# Extracted information

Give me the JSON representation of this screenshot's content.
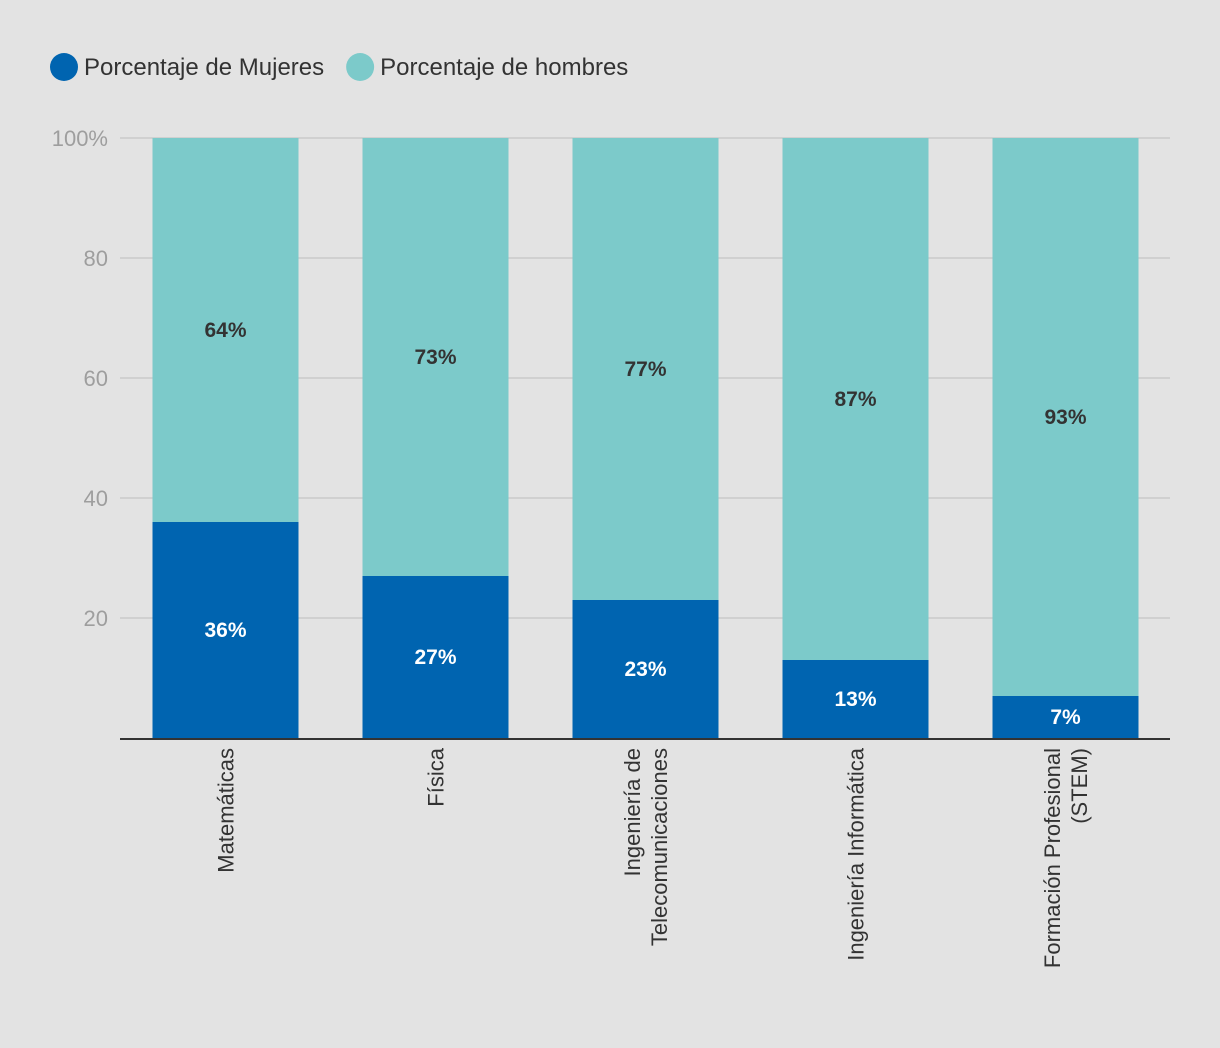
{
  "chart_data": {
    "type": "bar",
    "stacked": true,
    "categories": [
      [
        "Matemáticas"
      ],
      [
        "Física"
      ],
      [
        "Ingeniería de",
        "Telecomunicaciones"
      ],
      [
        "Ingeniería Informática"
      ],
      [
        "Formación Profesional",
        "(STEM)"
      ]
    ],
    "series": [
      {
        "name": "Porcentaje de Mujeres",
        "color": "#0064b0",
        "label_color": "#ffffff",
        "values": [
          36,
          27,
          23,
          13,
          7
        ],
        "labels": [
          "36%",
          "27%",
          "23%",
          "13%",
          "7%"
        ]
      },
      {
        "name": "Porcentaje de hombres",
        "color": "#7ccaca",
        "label_color": "#333333",
        "values": [
          64,
          73,
          77,
          87,
          93
        ],
        "labels": [
          "64%",
          "73%",
          "77%",
          "87%",
          "93%"
        ]
      }
    ],
    "y_ticks": [
      20,
      40,
      60,
      80,
      100
    ],
    "y_tick_labels": [
      "20",
      "40",
      "60",
      "80",
      "100%"
    ],
    "ylim": [
      0,
      100
    ],
    "grid": true,
    "legend_position": "top-left",
    "title": "",
    "xlabel": "",
    "ylabel": ""
  }
}
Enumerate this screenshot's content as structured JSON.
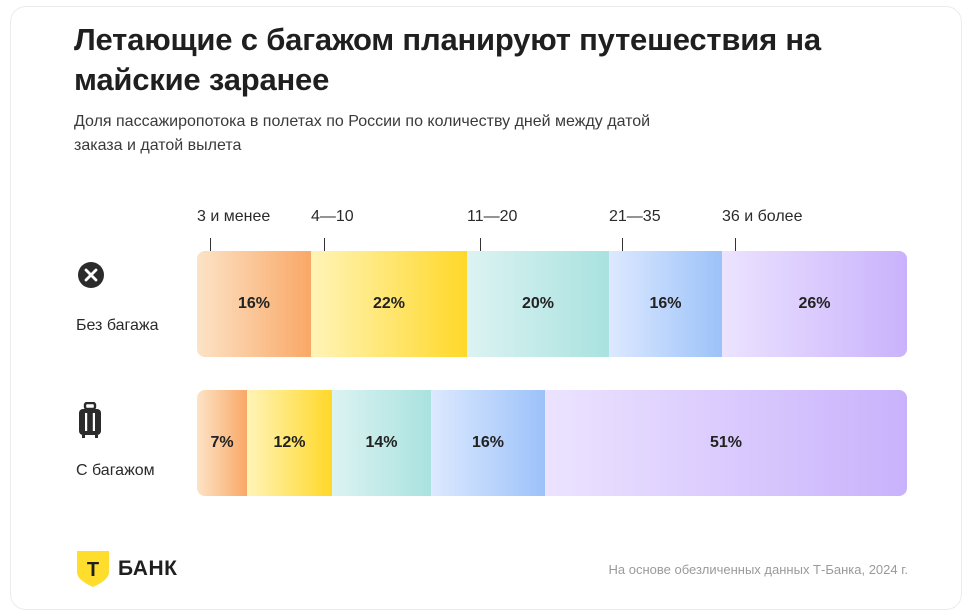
{
  "title": "Летающие с багажом планируют путешествия на майские заранее",
  "subtitle": "Доля пассажиропотока в полетах по России по количеству дней между датой заказа и датой вылета",
  "source": "На основе обезличенных данных Т-Банка, 2024 г.",
  "brand": {
    "logo_letter": "Т",
    "name": "БАНК",
    "logo_color": "#FFDD2D"
  },
  "icons": {
    "row0": "close-circle-icon",
    "row1": "suitcase-icon"
  },
  "chart_data": {
    "type": "bar",
    "orientation": "horizontal",
    "stacked": "percent",
    "categories": [
      "3 и менее",
      "4—10",
      "11—20",
      "21—35",
      "36 и более"
    ],
    "series": [
      {
        "name": "Без багажа",
        "values": [
          16,
          22,
          20,
          16,
          26
        ]
      },
      {
        "name": "С багажом",
        "values": [
          7,
          12,
          14,
          16,
          51
        ]
      }
    ],
    "value_suffix": "%",
    "colors": [
      [
        "#FCE3C6",
        "#F9A866"
      ],
      [
        "#FFF4B8",
        "#FFD829"
      ],
      [
        "#DCF3F2",
        "#A9E2DF"
      ],
      [
        "#DDE9FF",
        "#9CC2F9"
      ],
      [
        "#ECE3FF",
        "#C9B2FC"
      ]
    ]
  }
}
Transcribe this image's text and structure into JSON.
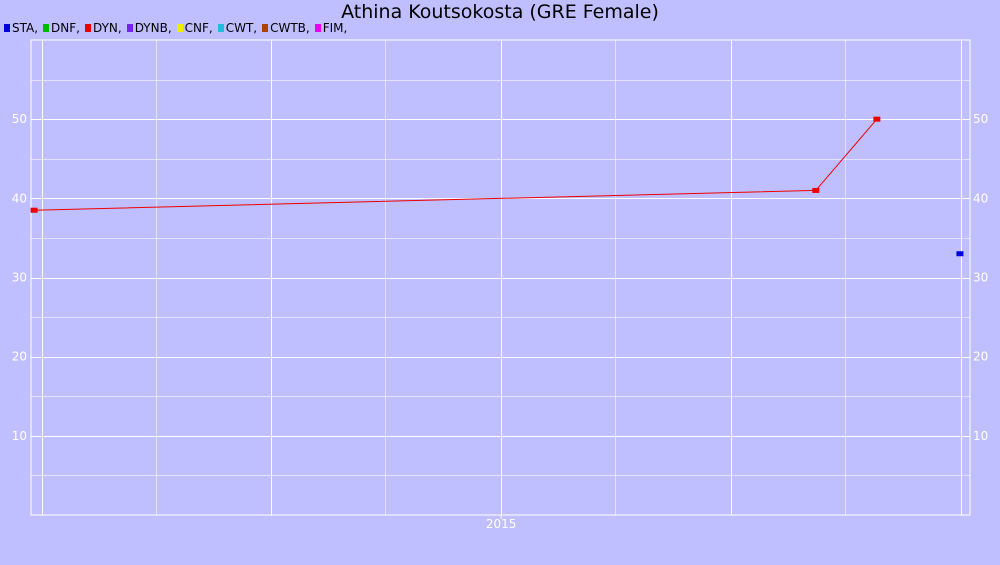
{
  "chart_data": {
    "type": "line",
    "title": "Athina Koutsokosta (GRE Female)",
    "legend": [
      {
        "name": "STA,",
        "color": "#0000dd"
      },
      {
        "name": "DNF,",
        "color": "#00bb00"
      },
      {
        "name": "DYN,",
        "color": "#ee0000"
      },
      {
        "name": "DYNB,",
        "color": "#7722ee"
      },
      {
        "name": "CNF,",
        "color": "#eeee00"
      },
      {
        "name": "CWT,",
        "color": "#22bbdd"
      },
      {
        "name": "CWTB,",
        "color": "#aa4400"
      },
      {
        "name": "FIM,",
        "color": "#ee00ee"
      }
    ],
    "legend_position": "top-left",
    "x_axis": {
      "type": "date",
      "range": [
        "2012-12-15",
        "2017-01-15"
      ],
      "tick_labels": [
        {
          "date": "2015-01-01",
          "label": "2015"
        }
      ]
    },
    "y_axis": {
      "range": [
        0,
        60
      ],
      "ticks": [
        10,
        20,
        30,
        40,
        50
      ],
      "labels_both_sides": true
    },
    "grid": true,
    "series": [
      {
        "name": "DYN",
        "color": "#ee0000",
        "points": [
          {
            "x": "2012-12-20",
            "y": 38.5
          },
          {
            "x": "2016-05-15",
            "y": 41
          },
          {
            "x": "2016-08-20",
            "y": 50
          }
        ]
      },
      {
        "name": "STA",
        "color": "#0000dd",
        "points": [
          {
            "x": "2016-12-30",
            "y": 33
          }
        ]
      }
    ]
  }
}
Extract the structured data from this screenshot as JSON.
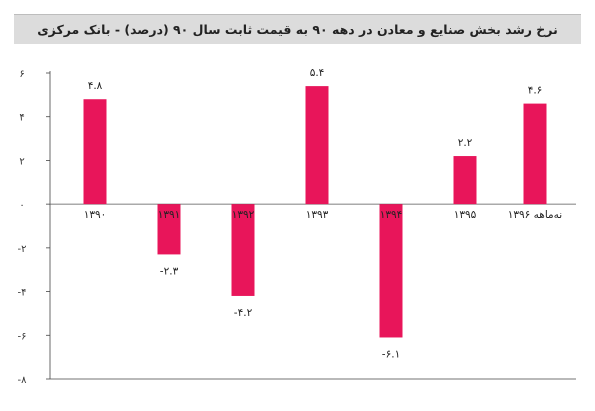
{
  "chart_data": {
    "type": "bar",
    "title": "نرخ رشد بخش صنایع و معادن در دهه ۹۰ به قیمت ثابت سال ۹۰ (درصد) - بانک مرکزی",
    "categories": [
      "۱۳۹۰",
      "۱۳۹۱",
      "۱۳۹۲",
      "۱۳۹۳",
      "۱۳۹۴",
      "۱۳۹۵",
      "نه‌ماهه ۱۳۹۶"
    ],
    "values": [
      4.8,
      -2.3,
      -4.2,
      5.4,
      -6.1,
      2.2,
      4.6
    ],
    "value_labels": [
      "۴.۸",
      "-۲.۳",
      "-۴.۲",
      "۵.۴",
      "-۶.۱",
      "۲.۲",
      "۴.۶"
    ],
    "yticks": [
      6,
      4,
      2,
      0,
      -2,
      -4,
      -6,
      -8
    ],
    "ytick_labels": [
      "۶",
      "۴",
      "۲",
      "۰",
      "-۲",
      "-۴",
      "-۶",
      "-۸"
    ],
    "ylim": [
      -8,
      6
    ],
    "bar_color": "#e8155a",
    "grid": false
  }
}
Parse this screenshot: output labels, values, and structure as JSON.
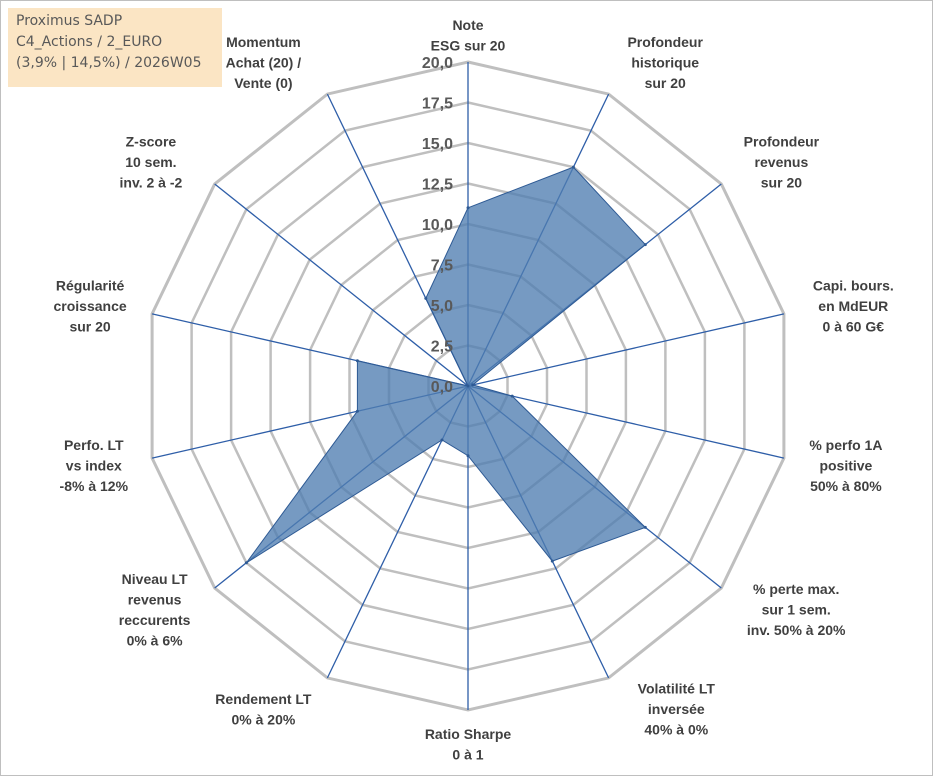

# What is needed
Without the pictures, print the whole listing exactly as given.

# Result
Give me the JSON representation of this screenshot's content.
{
  "chart_data": {
    "type": "bar",
    "stacked": true,
    "categories": [
      [
        "Matemáticas"
      ],
      [
        "Física"
      ],
      [
        "Ingeniería de",
        "Telecomunicaciones"
      ],
      [
        "Ingeniería Informática"
      ],
      [
        "Formación Profesional",
        "(STEM)"
      ]
    ],
    "series": [
      {
        "name": "Porcentaje de Mujeres",
        "color": "#0064b0",
        "label_color": "#ffffff",
        "values": [
          36,
          27,
          23,
          13,
          7
        ],
        "labels": [
          "36%",
          "27%",
          "23%",
          "13%",
          "7%"
        ]
      },
      {
        "name": "Porcentaje de hombres",
        "color": "#7ccaca",
        "label_color": "#333333",
        "values": [
          64,
          73,
          77,
          87,
          93
        ],
        "labels": [
          "64%",
          "73%",
          "77%",
          "87%",
          "93%"
        ]
      }
    ],
    "y_ticks": [
      20,
      40,
      60,
      80,
      100
    ],
    "y_tick_labels": [
      "20",
      "40",
      "60",
      "80",
      "100%"
    ],
    "ylim": [
      0,
      100
    ],
    "grid": true,
    "legend_position": "top-left",
    "title": "",
    "xlabel": "",
    "ylabel": ""
  }
}
Enumerate this screenshot's content as structured JSON.
{
  "title": "Летающие с багажом планируют путешествия на майские заранее",
  "subtitle": "Доля пассажиропотока в полетах по России по количеству дней между датой заказа и датой вылета",
  "source": "На основе обезличенных данных Т-Банка, 2024 г.",
  "brand": {
    "logo_letter": "Т",
    "name": "БАНК",
    "logo_color": "#FFDD2D"
  },
  "icons": {
    "row0": "close-circle-icon",
    "row1": "suitcase-icon"
  },
  "chart_data": {
    "type": "bar",
    "orientation": "horizontal",
    "stacked": "percent",
    "categories": [
      "3 и менее",
      "4—10",
      "11—20",
      "21—35",
      "36 и более"
    ],
    "series": [
      {
        "name": "Без багажа",
        "values": [
          16,
          22,
          20,
          16,
          26
        ]
      },
      {
        "name": "С багажом",
        "values": [
          7,
          12,
          14,
          16,
          51
        ]
      }
    ],
    "value_suffix": "%",
    "colors": [
      [
        "#FCE3C6",
        "#F9A866"
      ],
      [
        "#FFF4B8",
        "#FFD829"
      ],
      [
        "#DCF3F2",
        "#A9E2DF"
      ],
      [
        "#DDE9FF",
        "#9CC2F9"
      ],
      [
        "#ECE3FF",
        "#C9B2FC"
      ]
    ]
  }
}
Transcribe this image's text and structure into JSON.
{
  "chart_data": {
    "type": "line",
    "title": "Athina Koutsokosta (GRE Female)",
    "legend": [
      {
        "name": "STA,",
        "color": "#0000dd"
      },
      {
        "name": "DNF,",
        "color": "#00bb00"
      },
      {
        "name": "DYN,",
        "color": "#ee0000"
      },
      {
        "name": "DYNB,",
        "color": "#7722ee"
      },
      {
        "name": "CNF,",
        "color": "#eeee00"
      },
      {
        "name": "CWT,",
        "color": "#22bbdd"
      },
      {
        "name": "CWTB,",
        "color": "#aa4400"
      },
      {
        "name": "FIM,",
        "color": "#ee00ee"
      }
    ],
    "legend_position": "top-left",
    "x_axis": {
      "type": "date",
      "range": [
        "2012-12-15",
        "2017-01-15"
      ],
      "tick_labels": [
        {
          "date": "2015-01-01",
          "label": "2015"
        }
      ]
    },
    "y_axis": {
      "range": [
        0,
        60
      ],
      "ticks": [
        10,
        20,
        30,
        40,
        50
      ],
      "labels_both_sides": true
    },
    "grid": true,
    "series": [
      {
        "name": "DYN",
        "color": "#ee0000",
        "points": [
          {
            "x": "2012-12-20",
            "y": 38.5
          },
          {
            "x": "2016-05-15",
            "y": 41
          },
          {
            "x": "2016-08-20",
            "y": 50
          }
        ]
      },
      {
        "name": "STA",
        "color": "#0000dd",
        "points": [
          {
            "x": "2016-12-30",
            "y": 33
          }
        ]
      }
    ]
  }
}
Extract the structured data from this screenshot as JSON.
{
  "chart_data": {
    "type": "bar",
    "title": "نرخ رشد بخش صنایع و معادن در دهه ۹۰ به قیمت ثابت سال ۹۰ (درصد) - بانک مرکزی",
    "categories": [
      "۱۳۹۰",
      "۱۳۹۱",
      "۱۳۹۲",
      "۱۳۹۳",
      "۱۳۹۴",
      "۱۳۹۵",
      "نه‌ماهه ۱۳۹۶"
    ],
    "values": [
      4.8,
      -2.3,
      -4.2,
      5.4,
      -6.1,
      2.2,
      4.6
    ],
    "value_labels": [
      "۴.۸",
      "-۲.۳",
      "-۴.۲",
      "۵.۴",
      "-۶.۱",
      "۲.۲",
      "۴.۶"
    ],
    "yticks": [
      6,
      4,
      2,
      0,
      -2,
      -4,
      -6,
      -8
    ],
    "ytick_labels": [
      "۶",
      "۴",
      "۲",
      "۰",
      "-۲",
      "-۴",
      "-۶",
      "-۸"
    ],
    "ylim": [
      -8,
      6
    ],
    "bar_color": "#e8155a",
    "grid": false
  }
}
Parse this screenshot: output labels, values, and structure as JSON.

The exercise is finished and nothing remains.